• [Excerpted data]
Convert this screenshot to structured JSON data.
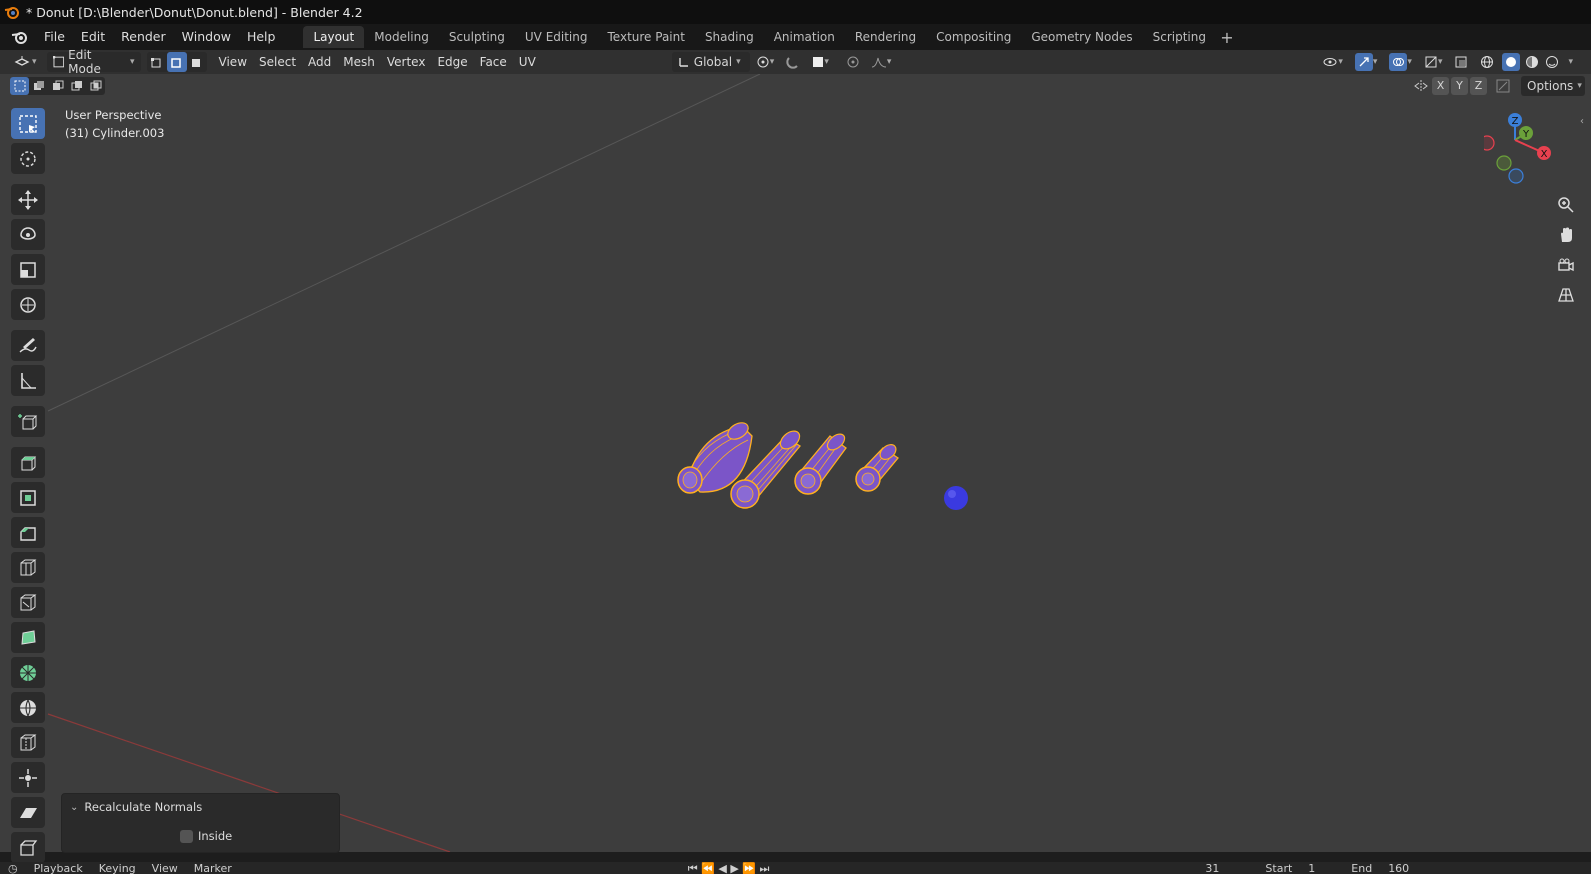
{
  "window": {
    "title": "* Donut [D:\\Blender\\Donut\\Donut.blend] - Blender 4.2"
  },
  "menu": {
    "items": [
      "File",
      "Edit",
      "Render",
      "Window",
      "Help"
    ]
  },
  "workspaces": {
    "tabs": [
      "Layout",
      "Modeling",
      "Sculpting",
      "UV Editing",
      "Texture Paint",
      "Shading",
      "Animation",
      "Rendering",
      "Compositing",
      "Geometry Nodes",
      "Scripting"
    ],
    "active": "Layout"
  },
  "header": {
    "mode": "Edit Mode",
    "menus": [
      "View",
      "Select",
      "Add",
      "Mesh",
      "Vertex",
      "Edge",
      "Face",
      "UV"
    ],
    "transform_orientation": "Global",
    "axis_labels": [
      "X",
      "Y",
      "Z"
    ],
    "options_label": "Options"
  },
  "viewport": {
    "view_name": "User Perspective",
    "object_info": "(31) Cylinder.003",
    "colors": {
      "background": "#3d3d3d",
      "mesh_fill": "#7b55c8",
      "mesh_wire": "#ffb020",
      "sphere": "#3a3ae0",
      "x_axis_line": "#8a3a3a"
    }
  },
  "gizmo": {
    "axes": [
      "Z",
      "Y",
      "X"
    ],
    "colors": {
      "x": "#e8414f",
      "y": "#6ba13a",
      "z": "#3b7fd9"
    }
  },
  "operator_panel": {
    "title": "Recalculate Normals",
    "checkbox_label": "Inside",
    "checkbox_checked": false
  },
  "timeline": {
    "items": [
      "Playback",
      "Keying",
      "View",
      "Marker"
    ],
    "current_frame": "31",
    "start_label": "Start",
    "start_value": "1",
    "end_label": "End",
    "end_value": "160"
  }
}
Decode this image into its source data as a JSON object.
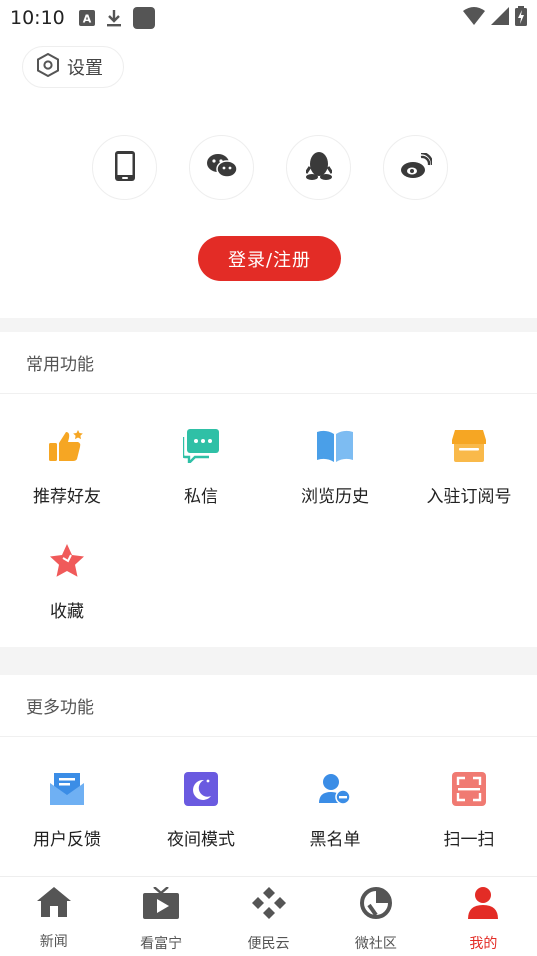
{
  "status": {
    "time": "10:10"
  },
  "settings": {
    "label": "设置"
  },
  "login": {
    "options": [
      "phone-icon",
      "wechat-icon",
      "qq-icon",
      "weibo-icon"
    ],
    "button_label": "登录/注册",
    "button_color": "#e32c26"
  },
  "common": {
    "title": "常用功能",
    "items": [
      {
        "label": "推荐好友",
        "icon": "thumbs-up-icon"
      },
      {
        "label": "私信",
        "icon": "message-icon"
      },
      {
        "label": "浏览历史",
        "icon": "book-icon"
      },
      {
        "label": "入驻订阅号",
        "icon": "store-icon"
      },
      {
        "label": "收藏",
        "icon": "star-icon"
      }
    ]
  },
  "more": {
    "title": "更多功能",
    "items": [
      {
        "label": "用户反馈",
        "icon": "feedback-mail-icon"
      },
      {
        "label": "夜间模式",
        "icon": "moon-icon"
      },
      {
        "label": "黑名单",
        "icon": "user-minus-icon"
      },
      {
        "label": "扫一扫",
        "icon": "scan-icon"
      }
    ]
  },
  "tabs": [
    {
      "label": "新闻",
      "icon": "home-icon",
      "active": false
    },
    {
      "label": "看富宁",
      "icon": "tv-play-icon",
      "active": false
    },
    {
      "label": "便民云",
      "icon": "diamond-grid-icon",
      "active": false
    },
    {
      "label": "微社区",
      "icon": "community-icon",
      "active": false
    },
    {
      "label": "我的",
      "icon": "person-icon",
      "active": true
    }
  ],
  "accent_color": "#e32c26"
}
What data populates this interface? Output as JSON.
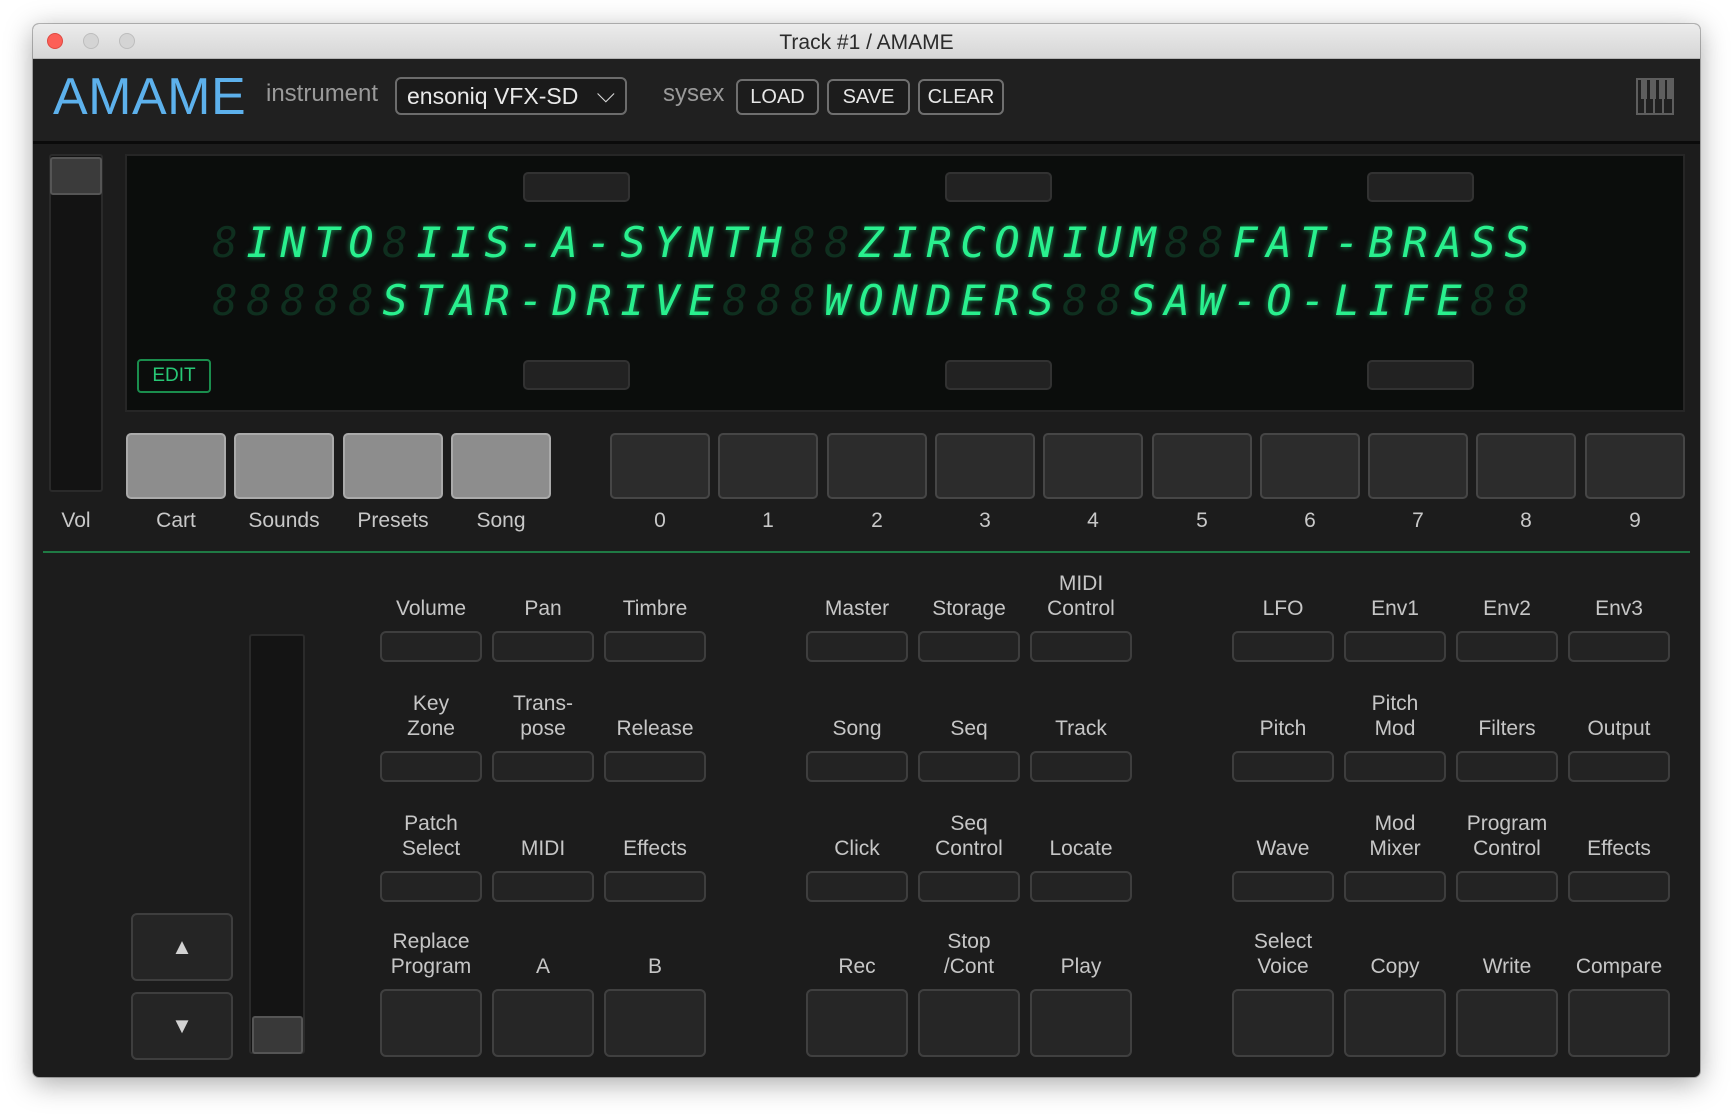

• [What you need to do]
Reproduce the material above in full and without alteration, but skip all pictures.

• [Correct response]
Convert this screenshot to structured JSON data.
{
  "window": {
    "title": "* Donut [D:\\Blender\\Donut\\Donut.blend] - Blender 4.2"
  },
  "menu": {
    "items": [
      "File",
      "Edit",
      "Render",
      "Window",
      "Help"
    ]
  },
  "workspaces": {
    "tabs": [
      "Layout",
      "Modeling",
      "Sculpting",
      "UV Editing",
      "Texture Paint",
      "Shading",
      "Animation",
      "Rendering",
      "Compositing",
      "Geometry Nodes",
      "Scripting"
    ],
    "active": "Layout"
  },
  "header": {
    "mode": "Edit Mode",
    "menus": [
      "View",
      "Select",
      "Add",
      "Mesh",
      "Vertex",
      "Edge",
      "Face",
      "UV"
    ],
    "transform_orientation": "Global",
    "axis_labels": [
      "X",
      "Y",
      "Z"
    ],
    "options_label": "Options"
  },
  "viewport": {
    "view_name": "User Perspective",
    "object_info": "(31) Cylinder.003",
    "colors": {
      "background": "#3d3d3d",
      "mesh_fill": "#7b55c8",
      "mesh_wire": "#ffb020",
      "sphere": "#3a3ae0",
      "x_axis_line": "#8a3a3a"
    }
  },
  "gizmo": {
    "axes": [
      "Z",
      "Y",
      "X"
    ],
    "colors": {
      "x": "#e8414f",
      "y": "#6ba13a",
      "z": "#3b7fd9"
    }
  },
  "operator_panel": {
    "title": "Recalculate Normals",
    "checkbox_label": "Inside",
    "checkbox_checked": false
  },
  "timeline": {
    "items": [
      "Playback",
      "Keying",
      "View",
      "Marker"
    ],
    "current_frame": "31",
    "start_label": "Start",
    "start_value": "1",
    "end_label": "End",
    "end_value": "160"
  }
}
Decode this image into its source data as a JSON object.
{
  "status": {
    "time": "10:10"
  },
  "settings": {
    "label": "设置"
  },
  "login": {
    "options": [
      "phone-icon",
      "wechat-icon",
      "qq-icon",
      "weibo-icon"
    ],
    "button_label": "登录/注册",
    "button_color": "#e32c26"
  },
  "common": {
    "title": "常用功能",
    "items": [
      {
        "label": "推荐好友",
        "icon": "thumbs-up-icon"
      },
      {
        "label": "私信",
        "icon": "message-icon"
      },
      {
        "label": "浏览历史",
        "icon": "book-icon"
      },
      {
        "label": "入驻订阅号",
        "icon": "store-icon"
      },
      {
        "label": "收藏",
        "icon": "star-icon"
      }
    ]
  },
  "more": {
    "title": "更多功能",
    "items": [
      {
        "label": "用户反馈",
        "icon": "feedback-mail-icon"
      },
      {
        "label": "夜间模式",
        "icon": "moon-icon"
      },
      {
        "label": "黑名单",
        "icon": "user-minus-icon"
      },
      {
        "label": "扫一扫",
        "icon": "scan-icon"
      }
    ]
  },
  "tabs": [
    {
      "label": "新闻",
      "icon": "home-icon",
      "active": false
    },
    {
      "label": "看富宁",
      "icon": "tv-play-icon",
      "active": false
    },
    {
      "label": "便民云",
      "icon": "diamond-grid-icon",
      "active": false
    },
    {
      "label": "微社区",
      "icon": "community-icon",
      "active": false
    },
    {
      "label": "我的",
      "icon": "person-icon",
      "active": true
    }
  ],
  "accent_color": "#e32c26"
}
What data populates this interface? Output as JSON.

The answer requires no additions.